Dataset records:
--- begin ---
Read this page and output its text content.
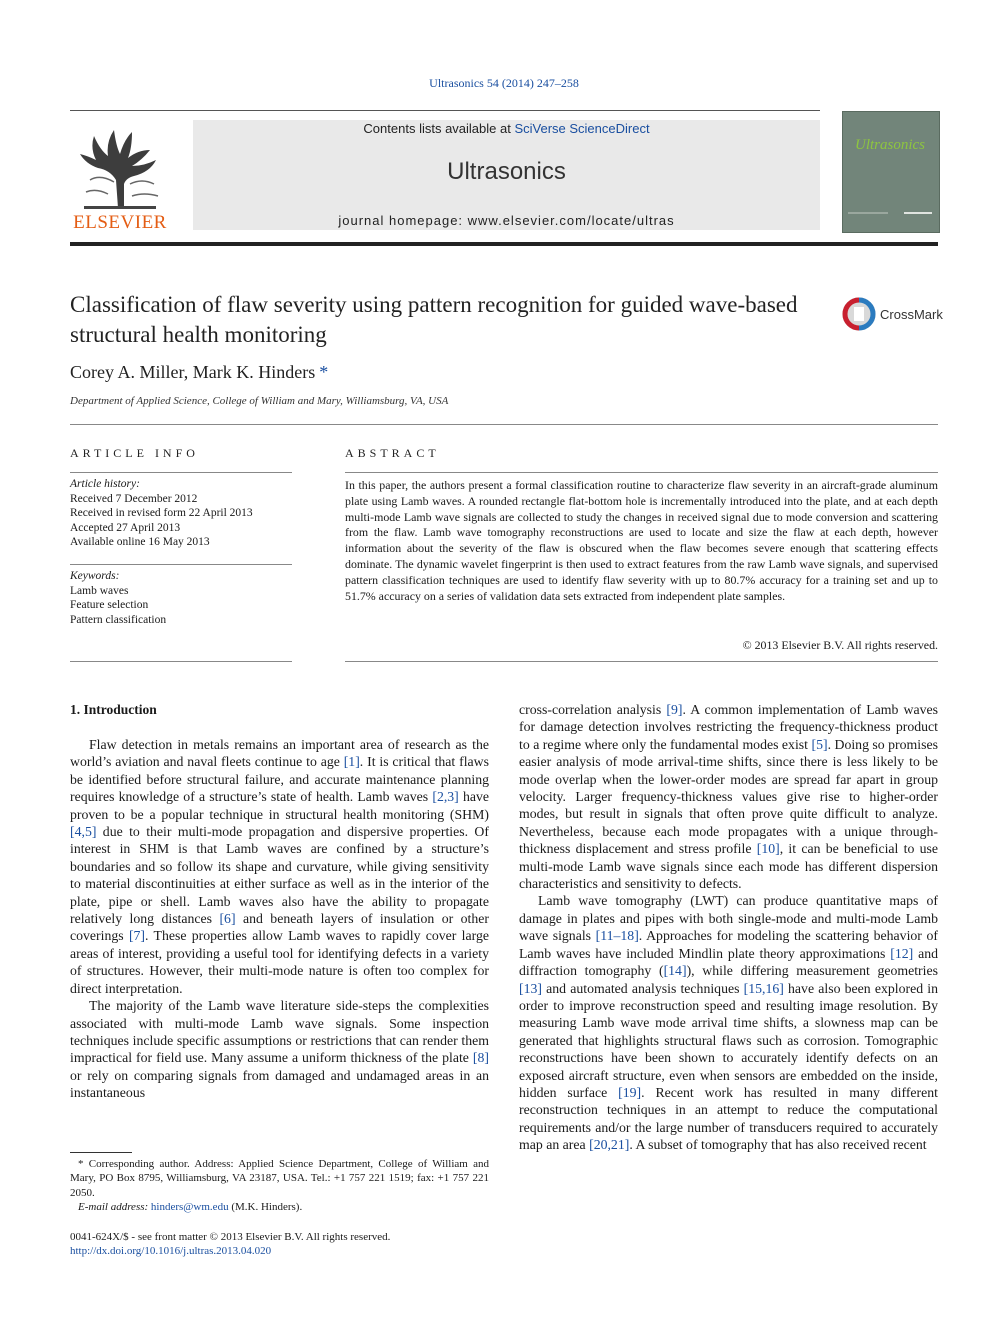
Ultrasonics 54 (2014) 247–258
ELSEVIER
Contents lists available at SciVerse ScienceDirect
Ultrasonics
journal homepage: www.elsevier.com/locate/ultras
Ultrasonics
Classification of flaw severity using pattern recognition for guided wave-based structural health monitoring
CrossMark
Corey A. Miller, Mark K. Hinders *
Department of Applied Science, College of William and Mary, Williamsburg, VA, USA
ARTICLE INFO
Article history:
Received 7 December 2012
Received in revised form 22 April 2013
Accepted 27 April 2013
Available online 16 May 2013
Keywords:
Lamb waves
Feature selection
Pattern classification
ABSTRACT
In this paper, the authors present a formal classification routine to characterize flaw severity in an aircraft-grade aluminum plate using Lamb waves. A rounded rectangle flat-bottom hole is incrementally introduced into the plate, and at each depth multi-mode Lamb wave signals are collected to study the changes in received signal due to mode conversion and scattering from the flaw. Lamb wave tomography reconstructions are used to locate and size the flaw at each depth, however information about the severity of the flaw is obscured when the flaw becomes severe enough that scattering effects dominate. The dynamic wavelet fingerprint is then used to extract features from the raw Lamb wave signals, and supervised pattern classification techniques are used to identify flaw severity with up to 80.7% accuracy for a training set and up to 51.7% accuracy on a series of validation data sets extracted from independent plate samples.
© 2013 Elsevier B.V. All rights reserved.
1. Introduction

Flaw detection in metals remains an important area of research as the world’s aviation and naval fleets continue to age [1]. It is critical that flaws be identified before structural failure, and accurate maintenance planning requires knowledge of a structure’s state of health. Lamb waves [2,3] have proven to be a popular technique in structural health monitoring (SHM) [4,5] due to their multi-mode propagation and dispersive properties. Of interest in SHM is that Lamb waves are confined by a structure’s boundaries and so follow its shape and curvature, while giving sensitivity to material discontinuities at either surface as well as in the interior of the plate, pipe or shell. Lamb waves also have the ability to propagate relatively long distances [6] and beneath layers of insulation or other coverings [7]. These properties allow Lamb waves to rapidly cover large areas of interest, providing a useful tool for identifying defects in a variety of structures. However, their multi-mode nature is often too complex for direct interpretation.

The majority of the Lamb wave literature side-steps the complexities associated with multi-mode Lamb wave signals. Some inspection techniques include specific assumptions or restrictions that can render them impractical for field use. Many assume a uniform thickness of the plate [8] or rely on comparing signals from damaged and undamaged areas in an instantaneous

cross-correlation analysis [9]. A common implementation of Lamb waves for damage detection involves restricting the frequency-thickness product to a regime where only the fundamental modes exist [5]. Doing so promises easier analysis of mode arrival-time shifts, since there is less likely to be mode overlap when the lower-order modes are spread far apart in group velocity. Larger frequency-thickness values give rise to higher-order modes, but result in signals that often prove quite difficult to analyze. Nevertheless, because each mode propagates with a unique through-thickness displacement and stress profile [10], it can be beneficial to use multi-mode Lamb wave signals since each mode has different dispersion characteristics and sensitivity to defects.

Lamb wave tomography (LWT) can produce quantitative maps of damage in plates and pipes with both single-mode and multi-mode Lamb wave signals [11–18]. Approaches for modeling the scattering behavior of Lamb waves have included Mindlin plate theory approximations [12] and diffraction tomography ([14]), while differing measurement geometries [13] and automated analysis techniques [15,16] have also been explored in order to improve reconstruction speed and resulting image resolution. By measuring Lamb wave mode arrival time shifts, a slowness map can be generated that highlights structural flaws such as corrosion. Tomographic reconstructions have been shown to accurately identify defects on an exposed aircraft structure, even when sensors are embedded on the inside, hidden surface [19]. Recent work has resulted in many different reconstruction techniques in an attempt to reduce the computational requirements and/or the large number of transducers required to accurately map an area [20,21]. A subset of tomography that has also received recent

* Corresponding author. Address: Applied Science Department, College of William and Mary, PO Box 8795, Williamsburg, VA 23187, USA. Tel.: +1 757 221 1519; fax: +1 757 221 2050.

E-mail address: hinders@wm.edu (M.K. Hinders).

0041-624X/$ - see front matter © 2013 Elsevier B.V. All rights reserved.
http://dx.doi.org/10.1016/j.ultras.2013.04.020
--- end ---
--- begin ---
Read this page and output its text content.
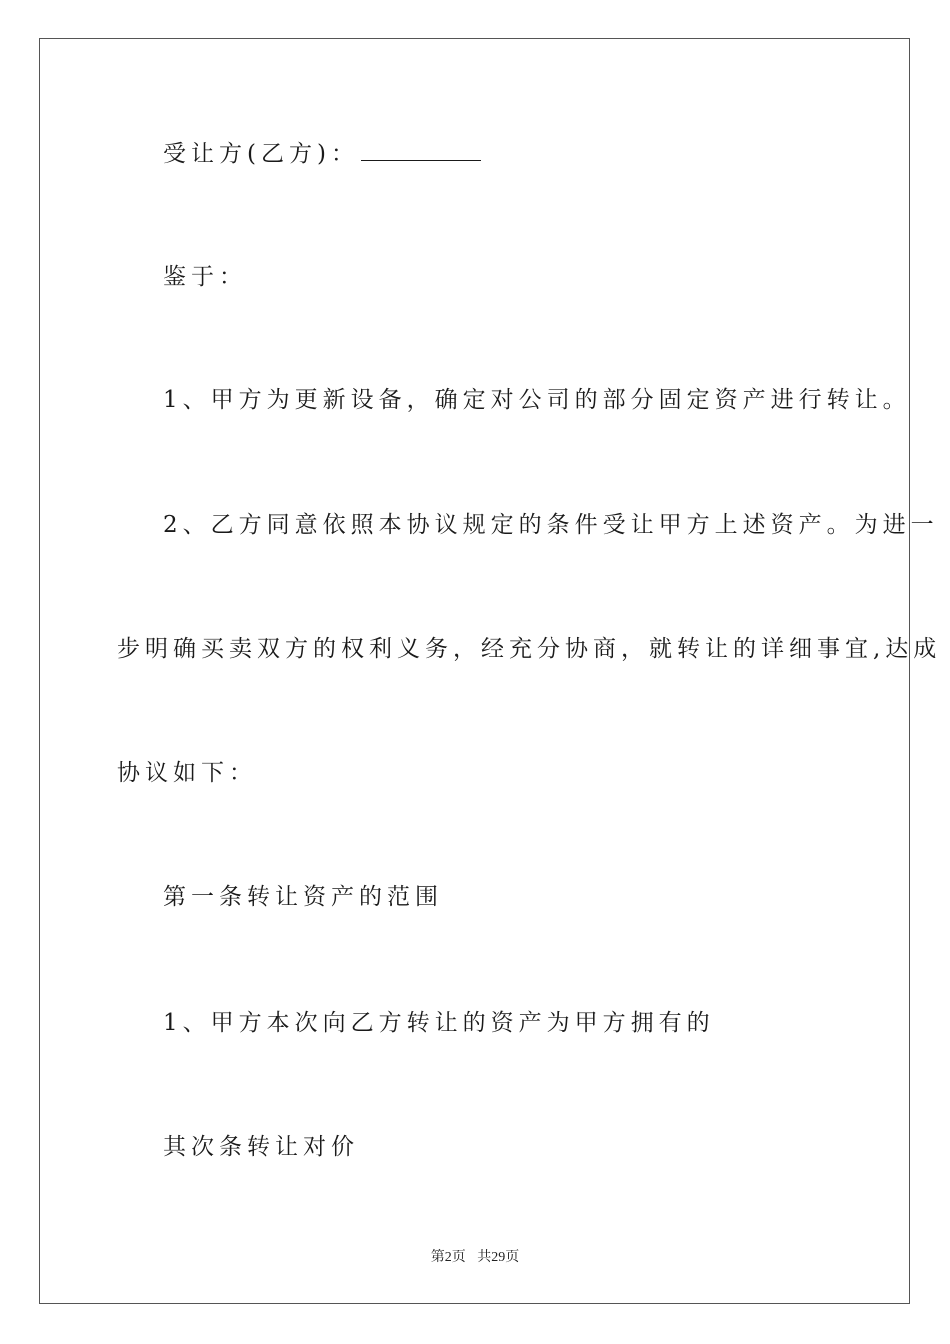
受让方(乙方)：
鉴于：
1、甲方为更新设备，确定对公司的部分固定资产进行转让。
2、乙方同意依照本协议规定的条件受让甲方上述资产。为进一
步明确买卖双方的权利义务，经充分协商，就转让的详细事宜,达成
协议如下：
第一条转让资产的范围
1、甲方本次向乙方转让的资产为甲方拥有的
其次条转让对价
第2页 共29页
--- end ---
--- begin ---
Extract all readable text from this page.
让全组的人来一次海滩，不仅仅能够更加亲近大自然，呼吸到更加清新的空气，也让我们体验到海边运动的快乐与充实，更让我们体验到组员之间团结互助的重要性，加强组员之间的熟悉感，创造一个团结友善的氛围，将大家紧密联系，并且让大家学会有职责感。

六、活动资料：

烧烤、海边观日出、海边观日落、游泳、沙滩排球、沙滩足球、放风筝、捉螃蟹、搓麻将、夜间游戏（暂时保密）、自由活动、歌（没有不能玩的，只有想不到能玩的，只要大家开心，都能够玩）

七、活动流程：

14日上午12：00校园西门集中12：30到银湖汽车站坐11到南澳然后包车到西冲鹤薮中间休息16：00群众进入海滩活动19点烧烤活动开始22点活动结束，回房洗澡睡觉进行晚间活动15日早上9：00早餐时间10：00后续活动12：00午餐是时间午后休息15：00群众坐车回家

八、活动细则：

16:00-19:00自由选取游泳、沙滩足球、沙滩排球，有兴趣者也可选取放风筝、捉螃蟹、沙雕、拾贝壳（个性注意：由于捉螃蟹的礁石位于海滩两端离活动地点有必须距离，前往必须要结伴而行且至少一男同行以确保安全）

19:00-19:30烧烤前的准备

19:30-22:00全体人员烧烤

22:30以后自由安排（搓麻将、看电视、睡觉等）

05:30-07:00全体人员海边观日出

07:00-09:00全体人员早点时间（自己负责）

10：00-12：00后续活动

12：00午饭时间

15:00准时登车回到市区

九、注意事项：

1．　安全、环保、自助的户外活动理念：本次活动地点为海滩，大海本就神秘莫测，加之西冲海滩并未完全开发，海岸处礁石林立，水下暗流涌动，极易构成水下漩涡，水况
--- end ---
What is expected — Reply with nothing but the number of lines in the data above that contain "reserved".

In response — 2